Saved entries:

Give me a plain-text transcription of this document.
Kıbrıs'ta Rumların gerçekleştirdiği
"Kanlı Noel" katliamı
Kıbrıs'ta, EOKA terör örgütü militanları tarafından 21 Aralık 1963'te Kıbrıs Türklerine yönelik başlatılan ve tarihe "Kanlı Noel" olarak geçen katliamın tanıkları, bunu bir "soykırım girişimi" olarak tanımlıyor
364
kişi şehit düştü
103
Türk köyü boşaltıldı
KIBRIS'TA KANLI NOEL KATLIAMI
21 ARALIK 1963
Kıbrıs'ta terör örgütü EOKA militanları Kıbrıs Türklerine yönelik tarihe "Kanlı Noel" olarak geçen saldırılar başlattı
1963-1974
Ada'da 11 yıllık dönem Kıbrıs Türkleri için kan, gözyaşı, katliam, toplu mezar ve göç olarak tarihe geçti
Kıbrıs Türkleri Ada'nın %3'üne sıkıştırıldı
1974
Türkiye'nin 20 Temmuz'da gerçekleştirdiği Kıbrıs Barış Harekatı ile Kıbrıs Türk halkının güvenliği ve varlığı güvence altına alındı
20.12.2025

## TASK DETAILS:
Restate every entry word for word.

## FULL SOLUTION:
Give me a plain-text transcription of this document.
Kıbrıs'ta Rumların gerçekleştirdiği
"Kanlı Noel" katliamı
Kıbrıs'ta, EOKA terör örgütü militanları tarafından 21 Aralık 1963'te Kıbrıs Türklerine yönelik başlatılan ve tarihe "Kanlı Noel" olarak geçen katliamın tanıkları, bunu bir "soykırım girişimi" olarak tanımlıyor
364
kişi şehit düştü
103
Türk köyü boşaltıldı
KIBRIS'TA KANLI NOEL KATLIAMI
21 ARALIK 1963
Kıbrıs'ta terör örgütü EOKA militanları Kıbrıs Türklerine yönelik tarihe "Kanlı Noel" olarak geçen saldırılar başlattı
1963-1974
Ada'da 11 yıllık dönem Kıbrıs Türkleri için kan, gözyaşı, katliam, toplu mezar ve göç olarak tarihe geçti
Kıbrıs Türkleri Ada'nın %3'üne sıkıştırıldı
1974
Türkiye'nin 20 Temmuz'da gerçekleştirdiği Kıbrıs Barış Harekatı ile Kıbrıs Türk halkının güvenliği ve varlığı güvence altına alındı
20.12.2025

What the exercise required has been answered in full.